Figure contents as structured data:
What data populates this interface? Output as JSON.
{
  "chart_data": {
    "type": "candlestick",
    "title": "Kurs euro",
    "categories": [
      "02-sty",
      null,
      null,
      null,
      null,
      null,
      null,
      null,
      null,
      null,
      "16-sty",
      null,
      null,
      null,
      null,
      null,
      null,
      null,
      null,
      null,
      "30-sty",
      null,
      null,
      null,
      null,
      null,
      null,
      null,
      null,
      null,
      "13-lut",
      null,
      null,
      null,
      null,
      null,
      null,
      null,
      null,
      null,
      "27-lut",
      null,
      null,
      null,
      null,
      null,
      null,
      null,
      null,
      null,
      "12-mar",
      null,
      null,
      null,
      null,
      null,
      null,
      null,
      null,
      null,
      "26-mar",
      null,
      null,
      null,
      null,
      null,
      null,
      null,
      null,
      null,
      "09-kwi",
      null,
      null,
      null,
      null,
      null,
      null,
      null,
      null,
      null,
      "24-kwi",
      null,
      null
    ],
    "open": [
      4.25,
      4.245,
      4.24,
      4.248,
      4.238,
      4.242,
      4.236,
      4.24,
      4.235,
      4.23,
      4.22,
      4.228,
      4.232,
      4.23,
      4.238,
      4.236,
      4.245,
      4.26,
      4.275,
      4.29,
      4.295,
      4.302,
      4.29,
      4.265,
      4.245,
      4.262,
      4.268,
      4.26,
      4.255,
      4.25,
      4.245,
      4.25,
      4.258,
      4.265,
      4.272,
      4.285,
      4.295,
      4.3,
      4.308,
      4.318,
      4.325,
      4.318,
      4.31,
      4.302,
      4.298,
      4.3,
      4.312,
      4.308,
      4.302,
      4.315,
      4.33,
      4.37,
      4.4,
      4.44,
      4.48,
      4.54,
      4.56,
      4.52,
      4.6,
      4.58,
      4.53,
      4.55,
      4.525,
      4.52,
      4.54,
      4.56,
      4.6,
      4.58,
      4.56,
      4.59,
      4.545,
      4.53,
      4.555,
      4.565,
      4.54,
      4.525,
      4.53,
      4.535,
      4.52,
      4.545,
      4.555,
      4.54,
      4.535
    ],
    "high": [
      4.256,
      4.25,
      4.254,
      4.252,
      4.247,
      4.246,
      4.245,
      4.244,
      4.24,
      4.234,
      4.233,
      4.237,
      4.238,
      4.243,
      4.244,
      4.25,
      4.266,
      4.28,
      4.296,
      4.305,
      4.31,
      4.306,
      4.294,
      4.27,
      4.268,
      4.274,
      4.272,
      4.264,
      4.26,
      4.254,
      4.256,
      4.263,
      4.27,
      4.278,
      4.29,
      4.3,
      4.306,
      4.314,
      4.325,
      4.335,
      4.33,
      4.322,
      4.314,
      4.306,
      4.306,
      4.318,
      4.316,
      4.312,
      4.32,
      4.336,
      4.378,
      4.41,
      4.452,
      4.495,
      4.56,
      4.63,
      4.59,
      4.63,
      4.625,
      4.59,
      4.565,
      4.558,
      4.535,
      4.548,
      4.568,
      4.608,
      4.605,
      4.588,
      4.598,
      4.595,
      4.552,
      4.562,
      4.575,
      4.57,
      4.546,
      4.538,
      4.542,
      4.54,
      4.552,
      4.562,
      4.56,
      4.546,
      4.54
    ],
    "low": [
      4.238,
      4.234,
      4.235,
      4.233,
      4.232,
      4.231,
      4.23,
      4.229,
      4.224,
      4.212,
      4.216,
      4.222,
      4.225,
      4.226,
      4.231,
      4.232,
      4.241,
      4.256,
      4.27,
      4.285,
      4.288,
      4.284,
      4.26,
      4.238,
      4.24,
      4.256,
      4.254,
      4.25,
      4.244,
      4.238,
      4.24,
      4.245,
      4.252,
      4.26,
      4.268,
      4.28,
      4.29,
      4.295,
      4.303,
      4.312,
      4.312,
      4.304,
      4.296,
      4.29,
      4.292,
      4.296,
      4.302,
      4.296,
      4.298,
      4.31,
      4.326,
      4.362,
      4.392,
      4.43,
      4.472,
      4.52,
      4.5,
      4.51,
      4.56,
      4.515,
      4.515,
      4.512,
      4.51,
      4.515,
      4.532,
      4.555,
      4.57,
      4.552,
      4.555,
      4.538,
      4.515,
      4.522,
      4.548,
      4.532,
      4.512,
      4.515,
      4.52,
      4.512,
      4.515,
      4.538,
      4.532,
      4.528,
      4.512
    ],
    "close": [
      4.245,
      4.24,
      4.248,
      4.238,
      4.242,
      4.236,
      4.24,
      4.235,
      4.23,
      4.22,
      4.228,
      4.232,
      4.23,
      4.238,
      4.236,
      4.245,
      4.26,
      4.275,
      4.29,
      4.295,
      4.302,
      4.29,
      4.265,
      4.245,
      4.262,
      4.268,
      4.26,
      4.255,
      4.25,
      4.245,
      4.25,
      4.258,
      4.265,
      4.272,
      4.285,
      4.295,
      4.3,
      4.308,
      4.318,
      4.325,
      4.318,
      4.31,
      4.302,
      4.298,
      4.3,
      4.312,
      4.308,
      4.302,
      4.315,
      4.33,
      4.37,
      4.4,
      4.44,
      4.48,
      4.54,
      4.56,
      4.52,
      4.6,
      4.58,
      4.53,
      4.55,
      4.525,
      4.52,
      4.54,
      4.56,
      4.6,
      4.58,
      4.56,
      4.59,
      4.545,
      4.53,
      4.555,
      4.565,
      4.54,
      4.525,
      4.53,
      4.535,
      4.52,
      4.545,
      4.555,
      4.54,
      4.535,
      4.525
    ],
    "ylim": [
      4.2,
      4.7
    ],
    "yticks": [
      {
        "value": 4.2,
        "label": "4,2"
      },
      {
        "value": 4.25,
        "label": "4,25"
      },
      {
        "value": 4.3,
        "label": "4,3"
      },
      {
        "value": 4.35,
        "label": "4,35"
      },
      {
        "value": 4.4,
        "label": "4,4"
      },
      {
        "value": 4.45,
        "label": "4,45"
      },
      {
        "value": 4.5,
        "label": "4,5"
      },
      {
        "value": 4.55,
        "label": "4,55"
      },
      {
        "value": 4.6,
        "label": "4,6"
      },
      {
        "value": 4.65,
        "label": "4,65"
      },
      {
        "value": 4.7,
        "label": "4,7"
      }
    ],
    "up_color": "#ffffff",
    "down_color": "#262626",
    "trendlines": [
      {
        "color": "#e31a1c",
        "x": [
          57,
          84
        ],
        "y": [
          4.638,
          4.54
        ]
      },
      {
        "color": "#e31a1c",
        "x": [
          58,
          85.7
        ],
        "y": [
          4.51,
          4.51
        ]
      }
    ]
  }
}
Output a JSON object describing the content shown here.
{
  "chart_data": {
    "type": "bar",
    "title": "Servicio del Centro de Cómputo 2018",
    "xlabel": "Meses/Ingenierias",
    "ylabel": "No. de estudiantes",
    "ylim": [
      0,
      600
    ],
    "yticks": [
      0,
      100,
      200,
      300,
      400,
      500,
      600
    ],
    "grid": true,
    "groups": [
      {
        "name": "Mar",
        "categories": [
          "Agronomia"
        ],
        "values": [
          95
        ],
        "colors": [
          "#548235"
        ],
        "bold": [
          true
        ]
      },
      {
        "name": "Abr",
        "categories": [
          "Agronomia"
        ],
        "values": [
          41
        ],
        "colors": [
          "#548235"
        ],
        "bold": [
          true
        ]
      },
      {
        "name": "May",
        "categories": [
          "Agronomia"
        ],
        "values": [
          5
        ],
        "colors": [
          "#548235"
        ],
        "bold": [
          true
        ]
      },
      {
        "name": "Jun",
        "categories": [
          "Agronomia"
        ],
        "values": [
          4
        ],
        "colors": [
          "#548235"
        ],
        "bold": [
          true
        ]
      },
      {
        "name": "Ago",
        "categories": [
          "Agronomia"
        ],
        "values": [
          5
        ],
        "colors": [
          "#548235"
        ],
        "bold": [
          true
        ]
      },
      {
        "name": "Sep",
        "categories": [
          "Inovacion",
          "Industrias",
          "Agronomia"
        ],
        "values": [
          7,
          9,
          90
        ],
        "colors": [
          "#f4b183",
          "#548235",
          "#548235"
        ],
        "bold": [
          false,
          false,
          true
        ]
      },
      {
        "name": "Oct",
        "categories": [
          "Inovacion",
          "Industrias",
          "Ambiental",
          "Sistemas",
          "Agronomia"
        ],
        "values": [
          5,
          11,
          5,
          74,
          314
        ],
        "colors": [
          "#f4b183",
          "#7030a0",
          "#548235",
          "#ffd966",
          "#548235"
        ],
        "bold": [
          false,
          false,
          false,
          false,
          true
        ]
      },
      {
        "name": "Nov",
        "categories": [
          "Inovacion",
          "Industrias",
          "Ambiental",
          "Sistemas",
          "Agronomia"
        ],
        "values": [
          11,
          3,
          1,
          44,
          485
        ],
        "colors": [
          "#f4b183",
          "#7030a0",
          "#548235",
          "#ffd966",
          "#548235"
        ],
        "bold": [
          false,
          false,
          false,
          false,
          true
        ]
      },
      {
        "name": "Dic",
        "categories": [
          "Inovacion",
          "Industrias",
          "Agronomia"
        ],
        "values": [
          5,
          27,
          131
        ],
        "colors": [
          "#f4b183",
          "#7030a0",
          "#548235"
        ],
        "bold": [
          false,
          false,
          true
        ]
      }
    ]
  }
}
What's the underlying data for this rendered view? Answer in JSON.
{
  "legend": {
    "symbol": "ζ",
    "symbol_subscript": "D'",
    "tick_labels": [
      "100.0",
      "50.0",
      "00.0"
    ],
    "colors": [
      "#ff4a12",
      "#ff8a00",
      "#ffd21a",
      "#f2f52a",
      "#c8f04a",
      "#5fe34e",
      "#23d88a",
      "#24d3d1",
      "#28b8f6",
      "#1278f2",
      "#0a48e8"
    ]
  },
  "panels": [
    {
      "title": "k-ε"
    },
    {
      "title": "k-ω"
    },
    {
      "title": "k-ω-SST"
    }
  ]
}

Set problem:
Show every line in the records above that contains the word "What".

Exercise answer:
What data populates this interface? Output as JSON.
What's the underlying data for this rendered view? Answer in JSON.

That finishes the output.